Goal: Using the data below, copy each line that includes the word "this".

Dataset entries on figures:
□ □ □ □ □

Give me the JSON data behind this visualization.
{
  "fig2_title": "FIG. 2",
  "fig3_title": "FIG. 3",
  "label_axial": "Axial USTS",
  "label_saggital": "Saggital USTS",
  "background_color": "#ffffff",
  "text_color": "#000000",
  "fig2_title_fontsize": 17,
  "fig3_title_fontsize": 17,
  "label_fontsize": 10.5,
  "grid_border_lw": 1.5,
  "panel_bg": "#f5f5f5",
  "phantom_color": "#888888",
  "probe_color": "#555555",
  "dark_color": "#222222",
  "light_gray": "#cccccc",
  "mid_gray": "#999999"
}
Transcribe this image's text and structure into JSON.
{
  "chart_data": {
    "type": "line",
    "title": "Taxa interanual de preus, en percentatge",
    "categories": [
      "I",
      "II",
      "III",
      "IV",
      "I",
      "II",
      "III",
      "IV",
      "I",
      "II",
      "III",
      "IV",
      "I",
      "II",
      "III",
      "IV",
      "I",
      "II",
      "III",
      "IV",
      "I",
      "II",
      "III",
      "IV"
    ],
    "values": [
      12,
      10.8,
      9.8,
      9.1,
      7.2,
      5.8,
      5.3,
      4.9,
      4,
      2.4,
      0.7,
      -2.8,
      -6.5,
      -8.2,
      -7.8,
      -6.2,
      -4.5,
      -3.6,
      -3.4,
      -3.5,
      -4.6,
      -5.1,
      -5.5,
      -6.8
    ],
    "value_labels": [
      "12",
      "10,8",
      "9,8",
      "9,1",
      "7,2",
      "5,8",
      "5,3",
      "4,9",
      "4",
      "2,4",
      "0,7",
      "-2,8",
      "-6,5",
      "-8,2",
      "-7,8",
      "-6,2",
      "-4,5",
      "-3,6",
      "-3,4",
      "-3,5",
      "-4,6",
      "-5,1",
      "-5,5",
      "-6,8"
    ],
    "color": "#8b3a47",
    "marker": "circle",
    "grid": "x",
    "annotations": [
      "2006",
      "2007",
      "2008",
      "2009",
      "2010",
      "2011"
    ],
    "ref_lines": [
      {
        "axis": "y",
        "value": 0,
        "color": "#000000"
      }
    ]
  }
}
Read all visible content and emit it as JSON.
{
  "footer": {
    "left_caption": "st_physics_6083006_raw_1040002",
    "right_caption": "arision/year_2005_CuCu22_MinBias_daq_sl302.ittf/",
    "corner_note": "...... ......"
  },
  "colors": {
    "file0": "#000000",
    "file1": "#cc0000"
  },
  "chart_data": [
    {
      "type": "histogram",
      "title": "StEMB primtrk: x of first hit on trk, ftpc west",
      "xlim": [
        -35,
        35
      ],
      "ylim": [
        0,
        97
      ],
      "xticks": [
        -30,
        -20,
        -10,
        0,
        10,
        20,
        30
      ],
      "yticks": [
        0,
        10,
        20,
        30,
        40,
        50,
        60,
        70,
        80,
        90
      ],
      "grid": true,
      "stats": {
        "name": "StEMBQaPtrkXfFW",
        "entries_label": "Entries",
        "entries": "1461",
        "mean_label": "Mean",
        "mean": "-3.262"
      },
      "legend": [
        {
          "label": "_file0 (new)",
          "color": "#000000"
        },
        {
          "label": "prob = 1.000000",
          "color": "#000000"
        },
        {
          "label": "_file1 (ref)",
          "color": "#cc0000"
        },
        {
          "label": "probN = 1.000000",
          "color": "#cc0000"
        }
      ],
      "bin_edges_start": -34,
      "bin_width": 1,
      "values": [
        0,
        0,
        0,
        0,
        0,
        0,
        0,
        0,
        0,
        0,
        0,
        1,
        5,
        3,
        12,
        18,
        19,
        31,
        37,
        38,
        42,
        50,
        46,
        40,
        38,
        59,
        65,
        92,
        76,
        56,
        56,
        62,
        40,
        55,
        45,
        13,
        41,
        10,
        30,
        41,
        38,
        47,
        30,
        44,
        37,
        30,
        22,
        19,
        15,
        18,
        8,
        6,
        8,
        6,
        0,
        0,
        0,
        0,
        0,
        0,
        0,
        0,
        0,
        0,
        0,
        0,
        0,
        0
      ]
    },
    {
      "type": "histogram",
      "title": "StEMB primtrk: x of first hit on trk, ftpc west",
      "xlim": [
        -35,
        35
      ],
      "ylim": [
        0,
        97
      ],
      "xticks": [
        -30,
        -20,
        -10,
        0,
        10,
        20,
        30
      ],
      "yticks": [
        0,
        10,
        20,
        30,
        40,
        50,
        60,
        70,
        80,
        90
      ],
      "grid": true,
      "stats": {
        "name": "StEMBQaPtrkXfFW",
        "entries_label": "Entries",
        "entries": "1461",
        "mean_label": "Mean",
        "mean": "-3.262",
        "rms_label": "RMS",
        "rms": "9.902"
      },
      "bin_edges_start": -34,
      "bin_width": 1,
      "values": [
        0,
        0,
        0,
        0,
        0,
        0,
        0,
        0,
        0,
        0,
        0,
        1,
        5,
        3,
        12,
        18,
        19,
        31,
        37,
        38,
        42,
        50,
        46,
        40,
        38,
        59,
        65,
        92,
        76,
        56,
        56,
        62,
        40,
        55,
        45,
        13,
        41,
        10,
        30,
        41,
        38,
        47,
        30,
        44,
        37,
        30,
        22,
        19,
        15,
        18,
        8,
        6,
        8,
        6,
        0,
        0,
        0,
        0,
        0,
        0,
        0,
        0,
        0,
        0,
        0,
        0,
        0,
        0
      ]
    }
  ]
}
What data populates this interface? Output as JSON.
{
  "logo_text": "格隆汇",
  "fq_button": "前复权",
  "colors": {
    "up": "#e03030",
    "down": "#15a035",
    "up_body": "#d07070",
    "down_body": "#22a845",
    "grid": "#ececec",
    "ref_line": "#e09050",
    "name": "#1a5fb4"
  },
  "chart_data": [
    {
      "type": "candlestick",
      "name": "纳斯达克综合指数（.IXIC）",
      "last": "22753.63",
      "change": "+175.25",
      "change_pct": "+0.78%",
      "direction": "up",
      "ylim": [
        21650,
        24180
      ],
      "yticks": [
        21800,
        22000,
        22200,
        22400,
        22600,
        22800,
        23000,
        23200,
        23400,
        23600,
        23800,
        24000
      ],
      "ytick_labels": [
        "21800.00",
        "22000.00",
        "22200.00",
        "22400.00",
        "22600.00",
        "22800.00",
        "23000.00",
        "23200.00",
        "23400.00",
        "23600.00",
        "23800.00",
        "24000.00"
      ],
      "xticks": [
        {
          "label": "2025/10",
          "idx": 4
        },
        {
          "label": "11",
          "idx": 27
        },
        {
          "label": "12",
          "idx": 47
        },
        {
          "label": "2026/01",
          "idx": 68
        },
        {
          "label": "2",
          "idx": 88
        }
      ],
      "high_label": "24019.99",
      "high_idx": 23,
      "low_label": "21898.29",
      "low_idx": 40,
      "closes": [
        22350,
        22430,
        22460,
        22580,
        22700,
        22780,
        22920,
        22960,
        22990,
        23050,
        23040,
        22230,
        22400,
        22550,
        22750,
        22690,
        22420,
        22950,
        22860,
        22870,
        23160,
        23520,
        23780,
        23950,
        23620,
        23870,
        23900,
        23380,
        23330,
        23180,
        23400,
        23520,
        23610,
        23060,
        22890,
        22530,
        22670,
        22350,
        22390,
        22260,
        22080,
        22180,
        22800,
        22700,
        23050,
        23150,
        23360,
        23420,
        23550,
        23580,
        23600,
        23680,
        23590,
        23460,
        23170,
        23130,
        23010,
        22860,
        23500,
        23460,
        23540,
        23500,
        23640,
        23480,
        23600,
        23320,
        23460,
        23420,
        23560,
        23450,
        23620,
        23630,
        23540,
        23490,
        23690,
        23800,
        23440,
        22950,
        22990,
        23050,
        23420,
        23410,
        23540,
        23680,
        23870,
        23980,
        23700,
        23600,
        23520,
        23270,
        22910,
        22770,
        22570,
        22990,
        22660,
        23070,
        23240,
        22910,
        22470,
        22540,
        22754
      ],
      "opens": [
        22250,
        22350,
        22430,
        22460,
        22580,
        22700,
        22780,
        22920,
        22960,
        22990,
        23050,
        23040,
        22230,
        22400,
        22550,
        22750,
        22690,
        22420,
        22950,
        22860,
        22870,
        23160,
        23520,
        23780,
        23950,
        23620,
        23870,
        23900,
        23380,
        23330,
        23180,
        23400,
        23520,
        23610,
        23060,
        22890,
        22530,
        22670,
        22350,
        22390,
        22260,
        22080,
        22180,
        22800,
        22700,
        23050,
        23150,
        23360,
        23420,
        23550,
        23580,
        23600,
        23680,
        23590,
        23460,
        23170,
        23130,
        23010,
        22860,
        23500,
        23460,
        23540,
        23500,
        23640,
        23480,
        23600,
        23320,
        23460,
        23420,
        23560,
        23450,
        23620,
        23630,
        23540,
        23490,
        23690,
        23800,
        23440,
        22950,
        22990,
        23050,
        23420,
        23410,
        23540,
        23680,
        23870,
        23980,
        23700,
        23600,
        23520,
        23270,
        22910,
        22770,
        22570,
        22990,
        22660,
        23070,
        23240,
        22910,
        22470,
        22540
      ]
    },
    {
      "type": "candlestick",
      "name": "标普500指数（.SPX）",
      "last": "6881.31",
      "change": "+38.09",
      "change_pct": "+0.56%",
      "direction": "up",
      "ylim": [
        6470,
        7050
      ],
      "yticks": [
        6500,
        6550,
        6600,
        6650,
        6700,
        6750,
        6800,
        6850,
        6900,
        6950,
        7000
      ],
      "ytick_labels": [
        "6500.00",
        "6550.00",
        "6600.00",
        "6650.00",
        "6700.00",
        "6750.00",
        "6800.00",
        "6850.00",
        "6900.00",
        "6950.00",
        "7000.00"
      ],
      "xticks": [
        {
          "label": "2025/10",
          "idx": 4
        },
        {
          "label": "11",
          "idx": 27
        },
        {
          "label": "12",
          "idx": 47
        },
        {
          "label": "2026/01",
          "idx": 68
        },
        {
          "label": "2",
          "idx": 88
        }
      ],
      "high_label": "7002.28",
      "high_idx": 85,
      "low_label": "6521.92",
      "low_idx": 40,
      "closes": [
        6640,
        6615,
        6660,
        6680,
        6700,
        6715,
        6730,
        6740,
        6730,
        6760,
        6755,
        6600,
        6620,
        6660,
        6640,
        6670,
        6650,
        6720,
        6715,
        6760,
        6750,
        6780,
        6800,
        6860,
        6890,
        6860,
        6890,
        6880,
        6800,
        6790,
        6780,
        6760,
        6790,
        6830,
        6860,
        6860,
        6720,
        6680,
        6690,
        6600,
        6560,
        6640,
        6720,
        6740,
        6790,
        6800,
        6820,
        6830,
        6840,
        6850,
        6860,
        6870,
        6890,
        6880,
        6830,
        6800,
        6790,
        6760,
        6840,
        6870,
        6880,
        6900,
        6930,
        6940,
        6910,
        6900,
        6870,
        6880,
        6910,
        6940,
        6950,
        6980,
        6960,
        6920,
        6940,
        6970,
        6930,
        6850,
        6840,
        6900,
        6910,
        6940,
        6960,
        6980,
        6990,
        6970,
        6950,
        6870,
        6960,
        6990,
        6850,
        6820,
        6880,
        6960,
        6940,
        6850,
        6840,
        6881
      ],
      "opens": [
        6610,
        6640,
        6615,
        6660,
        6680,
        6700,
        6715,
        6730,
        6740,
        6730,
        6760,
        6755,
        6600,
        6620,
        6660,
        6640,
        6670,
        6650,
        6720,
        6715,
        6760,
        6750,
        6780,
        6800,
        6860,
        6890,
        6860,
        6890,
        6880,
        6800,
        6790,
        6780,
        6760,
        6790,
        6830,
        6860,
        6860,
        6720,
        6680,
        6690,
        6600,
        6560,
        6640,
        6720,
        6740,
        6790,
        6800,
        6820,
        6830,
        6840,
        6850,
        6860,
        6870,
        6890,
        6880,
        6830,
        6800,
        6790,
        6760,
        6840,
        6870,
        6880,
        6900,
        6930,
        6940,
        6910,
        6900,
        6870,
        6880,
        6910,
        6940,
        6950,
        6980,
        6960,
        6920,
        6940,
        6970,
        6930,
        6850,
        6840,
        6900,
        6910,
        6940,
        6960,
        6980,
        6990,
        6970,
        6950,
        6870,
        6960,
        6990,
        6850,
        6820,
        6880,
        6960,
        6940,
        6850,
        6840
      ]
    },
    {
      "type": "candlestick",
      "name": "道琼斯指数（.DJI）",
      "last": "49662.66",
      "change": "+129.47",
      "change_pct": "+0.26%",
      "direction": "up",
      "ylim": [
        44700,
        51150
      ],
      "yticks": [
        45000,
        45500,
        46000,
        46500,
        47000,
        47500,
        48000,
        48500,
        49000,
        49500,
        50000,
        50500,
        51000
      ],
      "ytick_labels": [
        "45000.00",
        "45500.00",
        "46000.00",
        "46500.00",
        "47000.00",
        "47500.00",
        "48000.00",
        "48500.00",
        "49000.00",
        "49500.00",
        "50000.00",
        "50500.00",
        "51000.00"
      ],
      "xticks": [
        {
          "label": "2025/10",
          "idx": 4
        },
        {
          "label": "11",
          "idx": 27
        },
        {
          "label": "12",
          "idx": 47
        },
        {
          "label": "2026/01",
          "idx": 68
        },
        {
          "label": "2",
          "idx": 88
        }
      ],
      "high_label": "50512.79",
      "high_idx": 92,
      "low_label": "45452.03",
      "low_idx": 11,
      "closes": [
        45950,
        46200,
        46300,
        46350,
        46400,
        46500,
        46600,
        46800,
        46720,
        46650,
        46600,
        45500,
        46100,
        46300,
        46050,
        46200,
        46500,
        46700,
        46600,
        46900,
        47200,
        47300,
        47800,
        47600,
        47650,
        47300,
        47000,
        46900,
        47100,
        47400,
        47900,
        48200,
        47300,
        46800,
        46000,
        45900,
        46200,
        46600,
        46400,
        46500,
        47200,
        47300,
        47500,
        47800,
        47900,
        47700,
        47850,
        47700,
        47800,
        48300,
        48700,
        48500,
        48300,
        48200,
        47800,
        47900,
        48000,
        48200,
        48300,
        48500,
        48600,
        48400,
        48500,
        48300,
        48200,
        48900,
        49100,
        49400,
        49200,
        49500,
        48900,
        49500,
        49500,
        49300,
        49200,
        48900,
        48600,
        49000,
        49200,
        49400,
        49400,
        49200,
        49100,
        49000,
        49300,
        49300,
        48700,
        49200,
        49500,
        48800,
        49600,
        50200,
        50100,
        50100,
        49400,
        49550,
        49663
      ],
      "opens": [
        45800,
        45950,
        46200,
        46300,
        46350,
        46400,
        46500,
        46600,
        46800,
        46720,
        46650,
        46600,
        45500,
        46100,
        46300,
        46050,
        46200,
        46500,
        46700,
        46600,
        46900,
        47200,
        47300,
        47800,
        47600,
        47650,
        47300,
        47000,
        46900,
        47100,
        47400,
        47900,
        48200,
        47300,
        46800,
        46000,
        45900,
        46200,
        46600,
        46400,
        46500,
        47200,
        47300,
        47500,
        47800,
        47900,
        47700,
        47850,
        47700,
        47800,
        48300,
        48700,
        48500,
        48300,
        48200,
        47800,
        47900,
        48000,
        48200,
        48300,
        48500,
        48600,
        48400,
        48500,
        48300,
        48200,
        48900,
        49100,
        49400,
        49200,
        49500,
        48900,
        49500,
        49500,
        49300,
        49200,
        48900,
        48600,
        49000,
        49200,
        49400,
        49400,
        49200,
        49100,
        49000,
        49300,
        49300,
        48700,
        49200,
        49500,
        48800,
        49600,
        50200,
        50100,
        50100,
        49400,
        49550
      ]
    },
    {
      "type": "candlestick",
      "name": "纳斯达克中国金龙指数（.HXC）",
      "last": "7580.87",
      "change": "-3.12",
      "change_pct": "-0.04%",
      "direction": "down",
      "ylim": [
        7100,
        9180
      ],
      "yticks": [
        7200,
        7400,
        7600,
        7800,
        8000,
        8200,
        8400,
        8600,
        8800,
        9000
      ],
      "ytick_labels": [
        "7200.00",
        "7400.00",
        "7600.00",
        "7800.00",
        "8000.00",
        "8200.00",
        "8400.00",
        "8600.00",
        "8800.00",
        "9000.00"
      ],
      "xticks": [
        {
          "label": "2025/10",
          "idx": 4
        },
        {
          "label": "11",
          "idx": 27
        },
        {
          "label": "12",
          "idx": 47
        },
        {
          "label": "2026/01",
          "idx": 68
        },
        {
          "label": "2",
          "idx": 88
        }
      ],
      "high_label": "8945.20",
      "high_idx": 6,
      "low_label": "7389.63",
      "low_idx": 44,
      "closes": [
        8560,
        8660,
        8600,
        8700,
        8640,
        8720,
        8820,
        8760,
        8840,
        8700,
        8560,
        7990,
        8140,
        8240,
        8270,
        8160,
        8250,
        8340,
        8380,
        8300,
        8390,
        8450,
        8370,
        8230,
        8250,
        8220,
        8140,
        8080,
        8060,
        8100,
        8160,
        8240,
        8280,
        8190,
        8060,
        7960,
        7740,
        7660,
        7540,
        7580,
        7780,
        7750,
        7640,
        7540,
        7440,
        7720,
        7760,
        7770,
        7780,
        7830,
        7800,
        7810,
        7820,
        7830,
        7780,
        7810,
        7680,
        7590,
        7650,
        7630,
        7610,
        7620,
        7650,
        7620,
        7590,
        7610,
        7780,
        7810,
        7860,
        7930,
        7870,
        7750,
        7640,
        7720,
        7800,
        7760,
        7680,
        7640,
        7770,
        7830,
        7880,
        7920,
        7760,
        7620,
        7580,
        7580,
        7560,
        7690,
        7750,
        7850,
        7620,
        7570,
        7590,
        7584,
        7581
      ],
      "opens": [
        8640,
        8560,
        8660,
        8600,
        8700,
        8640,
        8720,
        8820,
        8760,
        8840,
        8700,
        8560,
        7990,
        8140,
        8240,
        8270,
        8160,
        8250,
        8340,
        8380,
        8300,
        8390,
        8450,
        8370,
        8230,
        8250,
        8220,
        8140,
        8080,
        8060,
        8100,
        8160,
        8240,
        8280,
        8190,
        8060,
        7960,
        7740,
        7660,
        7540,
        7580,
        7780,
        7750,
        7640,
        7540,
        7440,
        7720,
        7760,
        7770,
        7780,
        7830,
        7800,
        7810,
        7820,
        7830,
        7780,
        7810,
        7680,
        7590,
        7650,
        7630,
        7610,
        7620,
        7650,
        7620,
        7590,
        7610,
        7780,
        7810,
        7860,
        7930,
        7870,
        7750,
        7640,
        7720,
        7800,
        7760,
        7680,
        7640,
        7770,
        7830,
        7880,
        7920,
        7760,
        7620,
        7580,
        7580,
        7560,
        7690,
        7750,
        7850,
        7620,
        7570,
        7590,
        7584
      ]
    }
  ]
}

□ □ □ □ □

Response:
Give me the JSON data behind this visualization.
Transcribe this image's text and structure into JSON.
What data populates this interface? Output as JSON.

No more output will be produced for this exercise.